● **WRITTEN PROBLEM**
Sort through the entries below and pull out lines containing the word "Gamma".

● **DATA FOR PROCESSING**
============
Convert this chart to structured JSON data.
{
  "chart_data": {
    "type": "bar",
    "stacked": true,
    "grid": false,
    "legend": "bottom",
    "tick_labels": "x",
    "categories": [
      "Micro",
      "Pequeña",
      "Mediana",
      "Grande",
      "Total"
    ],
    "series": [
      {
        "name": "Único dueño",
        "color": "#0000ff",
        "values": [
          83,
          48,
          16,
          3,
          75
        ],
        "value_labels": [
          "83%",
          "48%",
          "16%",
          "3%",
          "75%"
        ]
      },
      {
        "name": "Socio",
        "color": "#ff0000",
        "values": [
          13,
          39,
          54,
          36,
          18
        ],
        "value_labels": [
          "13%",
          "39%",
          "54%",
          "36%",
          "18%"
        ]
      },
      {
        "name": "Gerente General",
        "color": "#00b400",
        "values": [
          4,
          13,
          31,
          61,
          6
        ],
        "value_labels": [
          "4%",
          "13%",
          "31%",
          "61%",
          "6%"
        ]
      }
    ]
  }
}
============
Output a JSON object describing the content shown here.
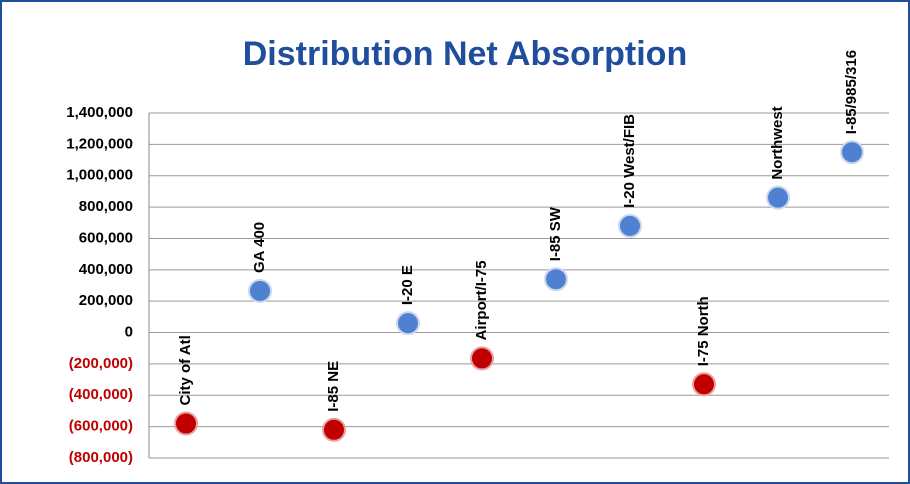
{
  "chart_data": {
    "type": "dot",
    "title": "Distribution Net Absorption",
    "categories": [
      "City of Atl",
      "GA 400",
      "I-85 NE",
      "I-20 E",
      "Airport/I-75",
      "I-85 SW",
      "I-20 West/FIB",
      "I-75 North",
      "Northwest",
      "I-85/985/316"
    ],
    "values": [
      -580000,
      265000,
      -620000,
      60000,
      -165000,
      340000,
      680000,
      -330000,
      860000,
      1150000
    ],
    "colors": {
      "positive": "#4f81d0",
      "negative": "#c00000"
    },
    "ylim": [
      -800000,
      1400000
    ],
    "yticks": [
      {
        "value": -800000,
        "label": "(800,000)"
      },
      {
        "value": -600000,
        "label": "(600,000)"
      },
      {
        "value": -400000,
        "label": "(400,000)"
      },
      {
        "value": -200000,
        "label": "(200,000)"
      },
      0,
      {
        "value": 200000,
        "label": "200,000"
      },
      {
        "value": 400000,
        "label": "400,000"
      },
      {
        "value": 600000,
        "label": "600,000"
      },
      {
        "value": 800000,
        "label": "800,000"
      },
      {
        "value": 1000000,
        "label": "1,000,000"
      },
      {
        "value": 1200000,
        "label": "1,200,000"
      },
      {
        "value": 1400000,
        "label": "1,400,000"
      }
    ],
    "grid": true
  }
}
============
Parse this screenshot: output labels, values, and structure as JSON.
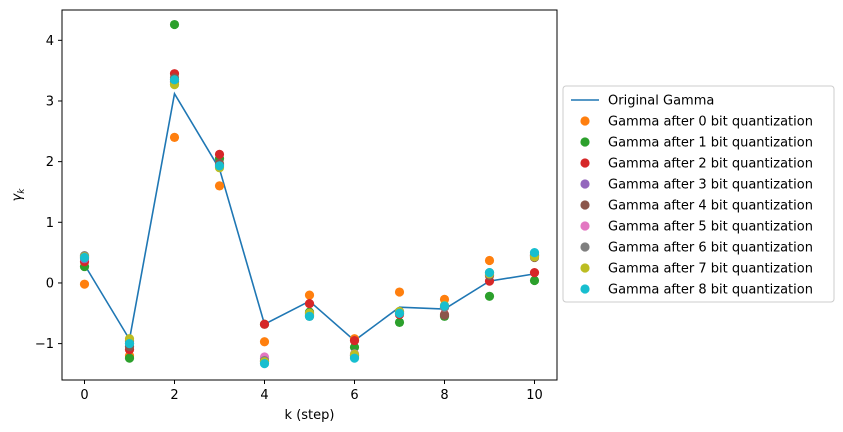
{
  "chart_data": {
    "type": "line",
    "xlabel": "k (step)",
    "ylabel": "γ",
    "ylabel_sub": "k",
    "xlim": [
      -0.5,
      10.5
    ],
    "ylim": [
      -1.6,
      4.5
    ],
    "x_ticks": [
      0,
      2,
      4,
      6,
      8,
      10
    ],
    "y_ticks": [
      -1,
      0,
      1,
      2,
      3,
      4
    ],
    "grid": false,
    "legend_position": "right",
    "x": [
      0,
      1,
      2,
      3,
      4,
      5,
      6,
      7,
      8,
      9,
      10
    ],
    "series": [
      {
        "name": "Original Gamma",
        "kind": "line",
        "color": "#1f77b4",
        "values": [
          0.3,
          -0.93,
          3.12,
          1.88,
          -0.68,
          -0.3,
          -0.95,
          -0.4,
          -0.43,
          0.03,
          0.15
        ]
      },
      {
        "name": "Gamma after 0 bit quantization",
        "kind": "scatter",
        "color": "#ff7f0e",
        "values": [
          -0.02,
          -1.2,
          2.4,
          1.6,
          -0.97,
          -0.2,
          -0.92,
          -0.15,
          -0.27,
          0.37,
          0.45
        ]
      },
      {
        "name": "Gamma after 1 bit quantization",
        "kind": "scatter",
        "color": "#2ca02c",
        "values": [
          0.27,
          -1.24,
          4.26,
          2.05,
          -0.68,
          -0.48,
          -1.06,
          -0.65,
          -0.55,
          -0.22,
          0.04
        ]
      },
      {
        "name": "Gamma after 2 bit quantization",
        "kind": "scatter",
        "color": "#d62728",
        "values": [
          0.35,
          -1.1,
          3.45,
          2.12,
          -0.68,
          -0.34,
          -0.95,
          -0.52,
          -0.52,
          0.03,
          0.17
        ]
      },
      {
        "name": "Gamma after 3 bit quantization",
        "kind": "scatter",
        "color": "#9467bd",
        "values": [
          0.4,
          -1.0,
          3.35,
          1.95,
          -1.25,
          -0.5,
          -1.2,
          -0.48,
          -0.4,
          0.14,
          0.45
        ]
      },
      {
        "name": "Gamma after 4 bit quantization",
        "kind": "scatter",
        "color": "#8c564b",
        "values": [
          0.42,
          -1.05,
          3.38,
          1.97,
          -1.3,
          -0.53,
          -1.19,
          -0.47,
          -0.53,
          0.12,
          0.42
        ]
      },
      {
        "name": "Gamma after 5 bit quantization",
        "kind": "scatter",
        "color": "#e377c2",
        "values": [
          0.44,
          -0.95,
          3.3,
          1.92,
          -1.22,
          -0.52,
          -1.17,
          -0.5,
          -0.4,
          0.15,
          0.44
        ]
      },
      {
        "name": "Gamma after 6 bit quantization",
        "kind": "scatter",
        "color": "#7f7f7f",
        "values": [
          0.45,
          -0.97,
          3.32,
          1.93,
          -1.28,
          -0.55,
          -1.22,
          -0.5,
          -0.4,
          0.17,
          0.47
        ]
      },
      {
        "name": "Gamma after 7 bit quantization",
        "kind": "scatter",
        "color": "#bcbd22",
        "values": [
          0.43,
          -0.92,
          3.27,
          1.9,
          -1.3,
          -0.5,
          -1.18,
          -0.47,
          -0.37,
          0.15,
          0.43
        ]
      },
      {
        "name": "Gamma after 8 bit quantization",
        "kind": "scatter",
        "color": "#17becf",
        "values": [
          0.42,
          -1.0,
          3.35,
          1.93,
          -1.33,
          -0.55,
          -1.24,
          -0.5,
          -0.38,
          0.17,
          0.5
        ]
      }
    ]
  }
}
============
● **EXERCISE RESULT**
        "name": "Original Gamma",
        "name": "Gamma after 0 bit quantization",
        "name": "Gamma after 1 bit quantization",
        "name": "Gamma after 2 bit quantization",
        "name": "Gamma after 3 bit quantization",
        "name": "Gamma after 4 bit quantization",
        "name": "Gamma after 5 bit quantization",
        "name": "Gamma after 6 bit quantization",
        "name": "Gamma after 7 bit quantization",
        "name": "Gamma after 8 bit quantization",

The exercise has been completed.